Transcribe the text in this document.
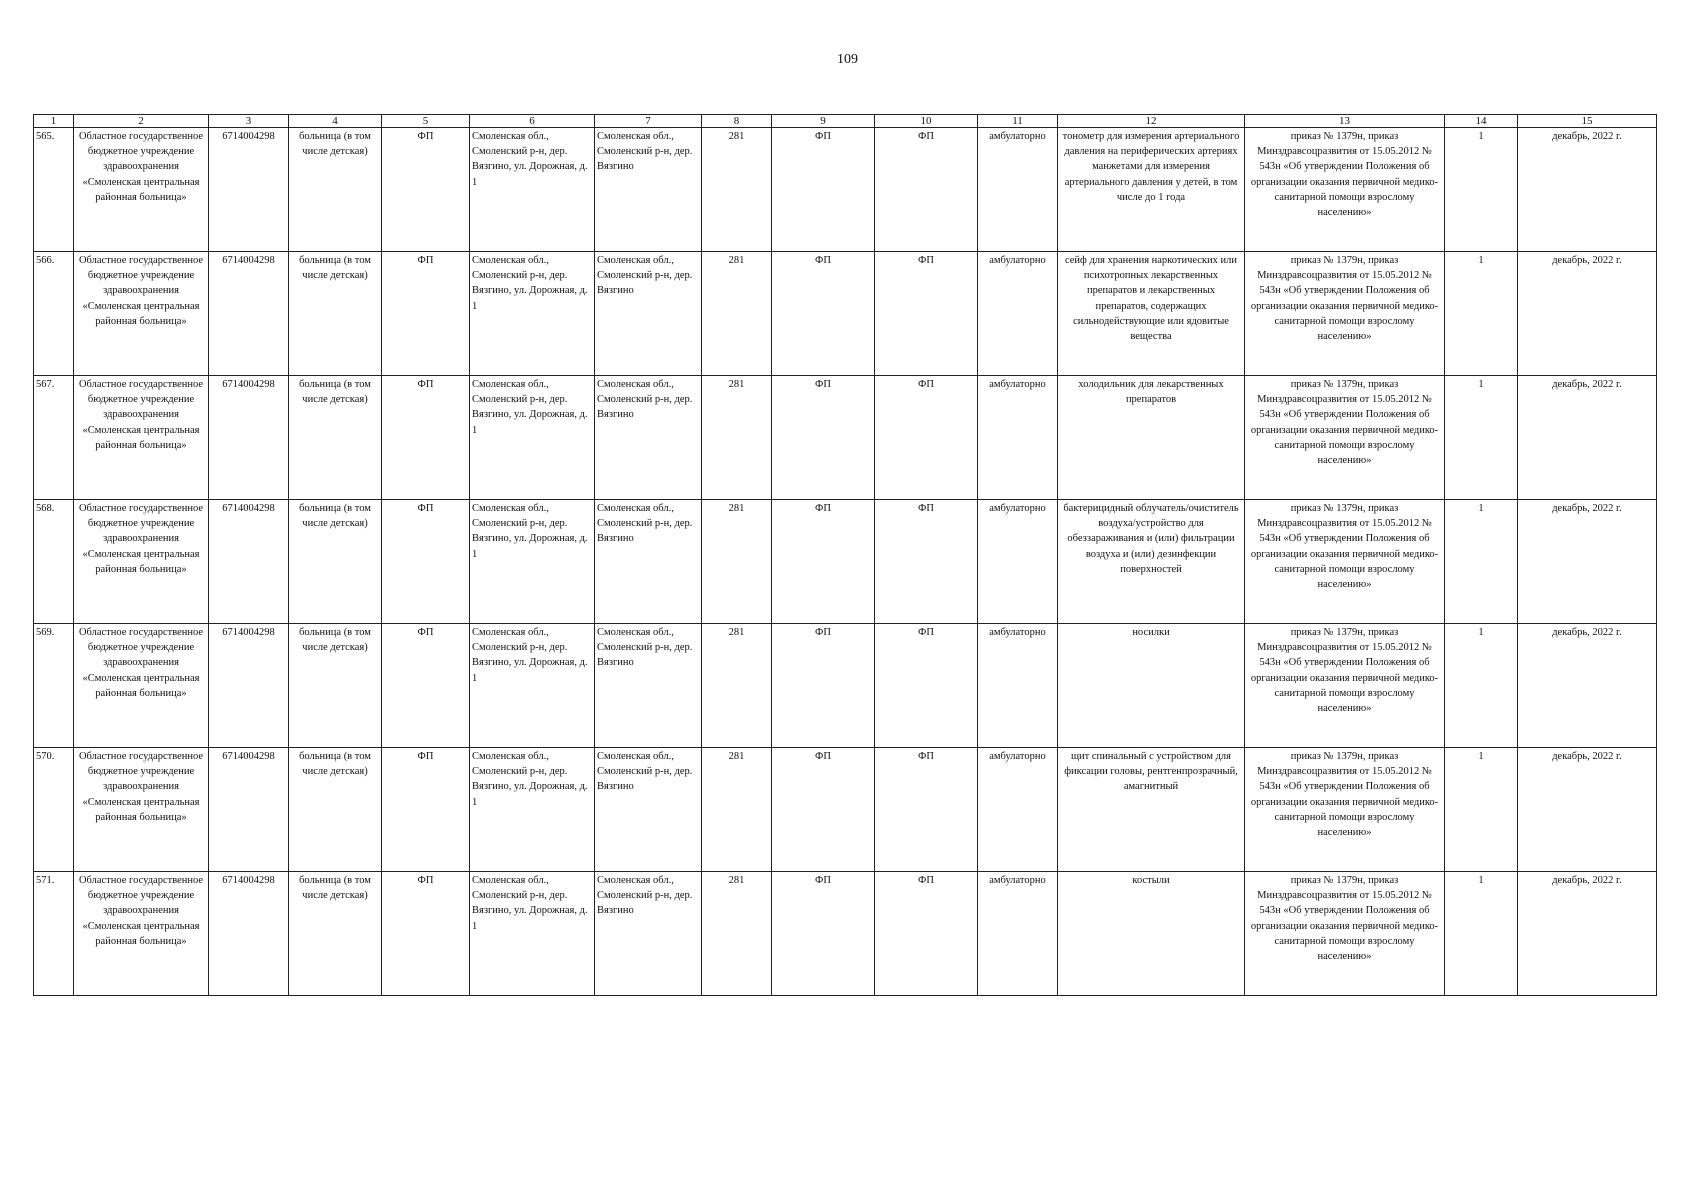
109
1	2	3	4	5	6	7	8	9	10	11	12	13	14	15
565.	Областное государственное бюджетное учреждение здравоохранения «Смоленская центральная районная больница»	6714004298	больница (в том числе детская)	ФП	Смоленская обл., Смоленский р-н, дер. Вязгино, ул. Дорожная, д. 1	Смоленская обл., Смоленский р-н, дер. Вязгино	281	ФП	ФП	амбулаторно	тонометр для измерения артериального давления на периферических артериях манжетами для измерения артериального давления у детей, в том числе до 1 года	приказ № 1379н, приказ Минздравсоцразвития от 15.05.2012 № 543н «Об утверждении Положения об организации оказания первичной медико-санитарной помощи взрослому населению»	1	декабрь, 2022 г.
566.	Областное государственное бюджетное учреждение здравоохранения «Смоленская центральная районная больница»	6714004298	больница (в том числе детская)	ФП	Смоленская обл., Смоленский р-н, дер. Вязгино, ул. Дорожная, д. 1	Смоленская обл., Смоленский р-н, дер. Вязгино	281	ФП	ФП	амбулаторно	сейф для хранения наркотических или психотропных лекарственных препаратов и лекарственных препаратов, содержащих сильнодействующие или ядовитые вещества	приказ № 1379н, приказ Минздравсоцразвития от 15.05.2012 № 543н «Об утверждении Положения об организации оказания первичной медико-санитарной помощи взрослому населению»	1	декабрь, 2022 г.
567.	Областное государственное бюджетное учреждение здравоохранения «Смоленская центральная районная больница»	6714004298	больница (в том числе детская)	ФП	Смоленская обл., Смоленский р-н, дер. Вязгино, ул. Дорожная, д. 1	Смоленская обл., Смоленский р-н, дер. Вязгино	281	ФП	ФП	амбулаторно	холодильник для лекарственных препаратов	приказ № 1379н, приказ Минздравсоцразвития от 15.05.2012 № 543н «Об утверждении Положения об организации оказания первичной медико-санитарной помощи взрослому населению»	1	декабрь, 2022 г.
568.	Областное государственное бюджетное учреждение здравоохранения «Смоленская центральная районная больница»	6714004298	больница (в том числе детская)	ФП	Смоленская обл., Смоленский р-н, дер. Вязгино, ул. Дорожная, д. 1	Смоленская обл., Смоленский р-н, дер. Вязгино	281	ФП	ФП	амбулаторно	бактерицидный облучатель/очиститель воздуха/устройство для обеззараживания и (или) фильтрации воздуха и (или) дезинфекции поверхностей	приказ № 1379н, приказ Минздравсоцразвития от 15.05.2012 № 543н «Об утверждении Положения об организации оказания первичной медико-санитарной помощи взрослому населению»	1	декабрь, 2022 г.
569.	Областное государственное бюджетное учреждение здравоохранения «Смоленская центральная районная больница»	6714004298	больница (в том числе детская)	ФП	Смоленская обл., Смоленский р-н, дер. Вязгино, ул. Дорожная, д. 1	Смоленская обл., Смоленский р-н, дер. Вязгино	281	ФП	ФП	амбулаторно	носилки	приказ № 1379н, приказ Минздравсоцразвития от 15.05.2012 № 543н «Об утверждении Положения об организации оказания первичной медико-санитарной помощи взрослому населению»	1	декабрь, 2022 г.
570.	Областное государственное бюджетное учреждение здравоохранения «Смоленская центральная районная больница»	6714004298	больница (в том числе детская)	ФП	Смоленская обл., Смоленский р-н, дер. Вязгино, ул. Дорожная, д. 1	Смоленская обл., Смоленский р-н, дер. Вязгино	281	ФП	ФП	амбулаторно	щит спинальный с устройством для фиксации головы, рентгенпрозрачный, амагнитный	приказ № 1379н, приказ Минздравсоцразвития от 15.05.2012 № 543н «Об утверждении Положения об организации оказания первичной медико-санитарной помощи взрослому населению»	1	декабрь, 2022 г.
571.	Областное государственное бюджетное учреждение здравоохранения «Смоленская центральная районная больница»	6714004298	больница (в том числе детская)	ФП	Смоленская обл., Смоленский р-н, дер. Вязгино, ул. Дорожная, д. 1	Смоленская обл., Смоленский р-н, дер. Вязгино	281	ФП	ФП	амбулаторно	костыли	приказ № 1379н, приказ Минздравсоцразвития от 15.05.2012 № 543н «Об утверждении Положения об организации оказания первичной медико-санитарной помощи взрослому населению»	1	декабрь, 2022 г.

Directions. Leave the images out and output the remaining material exactly as it stands.

Answer for this exercise.
Transcribe the text in this document.
109
1	2	3	4	5	6	7	8	9	10	11	12	13	14	15
565.	Областное государственное бюджетное учреждение здравоохранения «Смоленская центральная районная больница»	6714004298	больница (в том числе детская)	ФП	Смоленская обл., Смоленский р-н, дер. Вязгино, ул. Дорожная, д. 1	Смоленская обл., Смоленский р-н, дер. Вязгино	281	ФП	ФП	амбулаторно	тонометр для измерения артериального давления на периферических артериях манжетами для измерения артериального давления у детей, в том числе до 1 года	приказ № 1379н, приказ Минздравсоцразвития от 15.05.2012 № 543н «Об утверждении Положения об организации оказания первичной медико-санитарной помощи взрослому населению»	1	декабрь, 2022 г.
566.	Областное государственное бюджетное учреждение здравоохранения «Смоленская центральная районная больница»	6714004298	больница (в том числе детская)	ФП	Смоленская обл., Смоленский р-н, дер. Вязгино, ул. Дорожная, д. 1	Смоленская обл., Смоленский р-н, дер. Вязгино	281	ФП	ФП	амбулаторно	сейф для хранения наркотических или психотропных лекарственных препаратов и лекарственных препаратов, содержащих сильнодействующие или ядовитые вещества	приказ № 1379н, приказ Минздравсоцразвития от 15.05.2012 № 543н «Об утверждении Положения об организации оказания первичной медико-санитарной помощи взрослому населению»	1	декабрь, 2022 г.
567.	Областное государственное бюджетное учреждение здравоохранения «Смоленская центральная районная больница»	6714004298	больница (в том числе детская)	ФП	Смоленская обл., Смоленский р-н, дер. Вязгино, ул. Дорожная, д. 1	Смоленская обл., Смоленский р-н, дер. Вязгино	281	ФП	ФП	амбулаторно	холодильник для лекарственных препаратов	приказ № 1379н, приказ Минздравсоцразвития от 15.05.2012 № 543н «Об утверждении Положения об организации оказания первичной медико-санитарной помощи взрослому населению»	1	декабрь, 2022 г.
568.	Областное государственное бюджетное учреждение здравоохранения «Смоленская центральная районная больница»	6714004298	больница (в том числе детская)	ФП	Смоленская обл., Смоленский р-н, дер. Вязгино, ул. Дорожная, д. 1	Смоленская обл., Смоленский р-н, дер. Вязгино	281	ФП	ФП	амбулаторно	бактерицидный облучатель/очиститель воздуха/устройство для обеззараживания и (или) фильтрации воздуха и (или) дезинфекции поверхностей	приказ № 1379н, приказ Минздравсоцразвития от 15.05.2012 № 543н «Об утверждении Положения об организации оказания первичной медико-санитарной помощи взрослому населению»	1	декабрь, 2022 г.
569.	Областное государственное бюджетное учреждение здравоохранения «Смоленская центральная районная больница»	6714004298	больница (в том числе детская)	ФП	Смоленская обл., Смоленский р-н, дер. Вязгино, ул. Дорожная, д. 1	Смоленская обл., Смоленский р-н, дер. Вязгино	281	ФП	ФП	амбулаторно	носилки	приказ № 1379н, приказ Минздравсоцразвития от 15.05.2012 № 543н «Об утверждении Положения об организации оказания первичной медико-санитарной помощи взрослому населению»	1	декабрь, 2022 г.
570.	Областное государственное бюджетное учреждение здравоохранения «Смоленская центральная районная больница»	6714004298	больница (в том числе детская)	ФП	Смоленская обл., Смоленский р-н, дер. Вязгино, ул. Дорожная, д. 1	Смоленская обл., Смоленский р-н, дер. Вязгино	281	ФП	ФП	амбулаторно	щит спинальный с устройством для фиксации головы, рентгенпрозрачный, амагнитный	приказ № 1379н, приказ Минздравсоцразвития от 15.05.2012 № 543н «Об утверждении Положения об организации оказания первичной медико-санитарной помощи взрослому населению»	1	декабрь, 2022 г.
571.	Областное государственное бюджетное учреждение здравоохранения «Смоленская центральная районная больница»	6714004298	больница (в том числе детская)	ФП	Смоленская обл., Смоленский р-н, дер. Вязгино, ул. Дорожная, д. 1	Смоленская обл., Смоленский р-н, дер. Вязгино	281	ФП	ФП	амбулаторно	костыли	приказ № 1379н, приказ Минздравсоцразвития от 15.05.2012 № 543н «Об утверждении Положения об организации оказания первичной медико-санитарной помощи взрослому населению»	1	декабрь, 2022 г.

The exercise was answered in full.